• Source:
I also don't agree that 10ms is ridiculous. That's barely any time at all. That's less than a frame, at 60Hz. And, how many interpreter instances are you going to start up? Surely, no more instances than you have cores; that means, worst-case scenario if you have a ryzen threadripper or a maxed-out POWER9 (both have 96 cores), a second. For most people, it's going to take under half a second; considering most programs take tens of seconds to start up, I think that's fine.

Not to mention that if you have 'complex initialization code', that's going to take a long time regardless of language; what we're testing the the language core baseline startup time.




WSL is fair, MSYS2 isn't. That's why I took out MSYS2 as I was revising my comment. The timings I have now are just WSL and plain, native Windows.

And the number of interpreters you spawn isn't a function of cores either. It depends entirely what you're doing, and nobody was talking about parallel execution. If you run a bunch of Python scripts in sequence you'll multiply the startup overhead...

I guess we'll just have to disagree on 10ms being ridiculous for a program that does nothing. To me it is. And half a second is orders of magnitude more so.

P.S. All of this is my timing on a pretty darn fast CPU. Try running on a more typical laptop CPU, switching to battery, and you'll get even worse timing.


If you're running a bunch of scripts in sequence, you should have a single interpreter state you use for running all of them. I would do that even if startup were effectively free.

And yeah, I have only a crappy laptop and your benchmark takes more like 50ms/spawn for me. Which I still think is reasonable because there's no reason to make a new interpreter state for ever script.


Your question was "how is Python slow?" where you were apparently arguing over the slowness of standalone Python.

For an embedded application, of course you'd try to keep the interpreter state if it's possible. Sometimes you can't because of global state changes; sometimes you can. And sometimes, even with a single interpreter, the rest of the C++ program is fast enough that the embedded Python initialization time would dominate its running time, rendering the standalone vs. embedded distinction moot.

In any case... all you're doing is amortizing slow startup cost over the lifetime of the program. The startup is still slow. You were wondering "how" the startup is slow, so I wrote you benchmarks and ran them to illustrate. If what you really wanted to argue was that startup time is irrelevant, maybe you should say that instead of asking "how is startup slow" and making me spend my time writing a benchmark for something you don't care about.

• What you have to do:
Return the full thread on interpreter startup time word for word, without a single change. The records are not needed for this work.

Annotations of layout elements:
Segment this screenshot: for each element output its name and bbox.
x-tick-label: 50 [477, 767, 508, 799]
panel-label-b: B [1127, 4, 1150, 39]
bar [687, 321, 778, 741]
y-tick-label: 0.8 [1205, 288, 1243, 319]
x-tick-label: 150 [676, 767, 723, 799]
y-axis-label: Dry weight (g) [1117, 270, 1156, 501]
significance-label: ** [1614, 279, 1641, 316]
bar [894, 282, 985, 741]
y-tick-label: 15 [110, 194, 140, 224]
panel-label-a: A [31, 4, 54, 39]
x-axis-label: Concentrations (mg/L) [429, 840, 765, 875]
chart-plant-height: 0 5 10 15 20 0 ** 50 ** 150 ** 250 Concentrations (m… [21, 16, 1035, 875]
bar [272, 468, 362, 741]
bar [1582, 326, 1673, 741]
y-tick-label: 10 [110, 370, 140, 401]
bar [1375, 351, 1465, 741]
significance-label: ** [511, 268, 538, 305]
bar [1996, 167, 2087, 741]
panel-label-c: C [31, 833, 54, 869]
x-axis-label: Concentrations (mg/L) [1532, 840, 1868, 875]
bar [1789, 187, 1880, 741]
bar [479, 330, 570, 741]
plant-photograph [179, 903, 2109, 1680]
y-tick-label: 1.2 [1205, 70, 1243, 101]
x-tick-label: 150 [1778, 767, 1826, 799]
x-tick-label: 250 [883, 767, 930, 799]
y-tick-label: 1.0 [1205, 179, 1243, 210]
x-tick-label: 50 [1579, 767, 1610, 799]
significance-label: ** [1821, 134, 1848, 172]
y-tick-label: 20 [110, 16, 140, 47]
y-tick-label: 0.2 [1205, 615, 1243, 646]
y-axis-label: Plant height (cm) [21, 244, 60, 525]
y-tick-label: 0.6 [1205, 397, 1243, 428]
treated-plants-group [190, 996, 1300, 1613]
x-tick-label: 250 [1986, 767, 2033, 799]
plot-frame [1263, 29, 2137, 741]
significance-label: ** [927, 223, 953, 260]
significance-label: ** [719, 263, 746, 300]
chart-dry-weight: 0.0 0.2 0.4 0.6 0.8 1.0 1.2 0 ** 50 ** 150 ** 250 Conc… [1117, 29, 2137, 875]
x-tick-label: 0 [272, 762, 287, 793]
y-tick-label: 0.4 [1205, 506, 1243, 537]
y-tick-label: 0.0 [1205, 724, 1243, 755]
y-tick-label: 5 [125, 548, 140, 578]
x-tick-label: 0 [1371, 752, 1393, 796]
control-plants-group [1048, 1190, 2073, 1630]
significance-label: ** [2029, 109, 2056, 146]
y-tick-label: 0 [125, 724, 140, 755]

• The solution:
I also don't agree that 10ms is ridiculous. That's barely any time at all. That's less than a frame, at 60Hz. And, how many interpreter instances are you going to start up? Surely, no more instances than you have cores; that means, worst-case scenario if you have a ryzen threadripper or a maxed-out POWER9 (both have 96 cores), a second. For most people, it's going to take under half a second; considering most programs take tens of seconds to start up, I think that's fine.

Not to mention that if you have 'complex initialization code', that's going to take a long time regardless of language; what we're testing the the language core baseline startup time.




WSL is fair, MSYS2 isn't. That's why I took out MSYS2 as I was revising my comment. The timings I have now are just WSL and plain, native Windows.

And the number of interpreters you spawn isn't a function of cores either. It depends entirely what you're doing, and nobody was talking about parallel execution. If you run a bunch of Python scripts in sequence you'll multiply the startup overhead...

I guess we'll just have to disagree on 10ms being ridiculous for a program that does nothing. To me it is. And half a second is orders of magnitude more so.

P.S. All of this is my timing on a pretty darn fast CPU. Try running on a more typical laptop CPU, switching to battery, and you'll get even worse timing.


If you're running a bunch of scripts in sequence, you should have a single interpreter state you use for running all of them. I would do that even if startup were effectively free.

And yeah, I have only a crappy laptop and your benchmark takes more like 50ms/spawn for me. Which I still think is reasonable because there's no reason to make a new interpreter state for ever script.


Your question was "how is Python slow?" where you were apparently arguing over the slowness of standalone Python.

For an embedded application, of course you'd try to keep the interpreter state if it's possible. Sometimes you can't because of global state changes; sometimes you can. And sometimes, even with a single interpreter, the rest of the C++ program is fast enough that the embedded Python initialization time would dominate its running time, rendering the standalone vs. embedded distinction moot.

In any case... all you're doing is amortizing slow startup cost over the lifetime of the program. The startup is still slow. You were wondering "how" the startup is slow, so I wrote you benchmarks and ran them to illustrate. If what you really wanted to argue was that startup time is irrelevant, maybe you should say that instead of asking "how is startup slow" and making me spend my time writing a benchmark for something you don't care about.